• **Provided records**

* * * * * * *

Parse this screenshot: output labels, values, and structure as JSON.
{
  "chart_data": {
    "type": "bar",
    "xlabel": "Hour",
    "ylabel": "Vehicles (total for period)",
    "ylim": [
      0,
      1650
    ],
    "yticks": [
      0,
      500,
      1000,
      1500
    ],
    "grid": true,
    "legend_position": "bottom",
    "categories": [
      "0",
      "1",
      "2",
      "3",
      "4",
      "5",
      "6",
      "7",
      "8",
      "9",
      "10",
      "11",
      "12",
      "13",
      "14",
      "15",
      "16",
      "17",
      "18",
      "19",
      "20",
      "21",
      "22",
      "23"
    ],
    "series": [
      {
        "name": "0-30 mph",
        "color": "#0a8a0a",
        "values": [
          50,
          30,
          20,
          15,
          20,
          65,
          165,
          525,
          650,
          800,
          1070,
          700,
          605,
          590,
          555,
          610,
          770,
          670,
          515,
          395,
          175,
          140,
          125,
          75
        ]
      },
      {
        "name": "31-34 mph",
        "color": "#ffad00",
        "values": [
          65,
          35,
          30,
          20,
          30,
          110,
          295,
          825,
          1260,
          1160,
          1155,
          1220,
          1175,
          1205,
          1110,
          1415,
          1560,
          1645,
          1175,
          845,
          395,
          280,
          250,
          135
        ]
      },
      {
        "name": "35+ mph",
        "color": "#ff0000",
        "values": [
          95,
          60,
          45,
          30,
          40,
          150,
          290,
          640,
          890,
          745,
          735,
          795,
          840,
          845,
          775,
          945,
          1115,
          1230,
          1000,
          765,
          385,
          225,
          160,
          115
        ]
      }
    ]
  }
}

* * * * * * *

The records above should all be quoted exactly, please.

• **The reply**
Parse this screenshot: output labels, values, and structure as JSON.
{
  "chart_data": {
    "type": "bar",
    "xlabel": "Hour",
    "ylabel": "Vehicles (total for period)",
    "ylim": [
      0,
      1650
    ],
    "yticks": [
      0,
      500,
      1000,
      1500
    ],
    "grid": true,
    "legend_position": "bottom",
    "categories": [
      "0",
      "1",
      "2",
      "3",
      "4",
      "5",
      "6",
      "7",
      "8",
      "9",
      "10",
      "11",
      "12",
      "13",
      "14",
      "15",
      "16",
      "17",
      "18",
      "19",
      "20",
      "21",
      "22",
      "23"
    ],
    "series": [
      {
        "name": "0-30 mph",
        "color": "#0a8a0a",
        "values": [
          50,
          30,
          20,
          15,
          20,
          65,
          165,
          525,
          650,
          800,
          1070,
          700,
          605,
          590,
          555,
          610,
          770,
          670,
          515,
          395,
          175,
          140,
          125,
          75
        ]
      },
      {
        "name": "31-34 mph",
        "color": "#ffad00",
        "values": [
          65,
          35,
          30,
          20,
          30,
          110,
          295,
          825,
          1260,
          1160,
          1155,
          1220,
          1175,
          1205,
          1110,
          1415,
          1560,
          1645,
          1175,
          845,
          395,
          280,
          250,
          135
        ]
      },
      {
        "name": "35+ mph",
        "color": "#ff0000",
        "values": [
          95,
          60,
          45,
          30,
          40,
          150,
          290,
          640,
          890,
          745,
          735,
          795,
          840,
          845,
          775,
          945,
          1115,
          1230,
          1000,
          765,
          385,
          225,
          160,
          115
        ]
      }
    ]
  }
}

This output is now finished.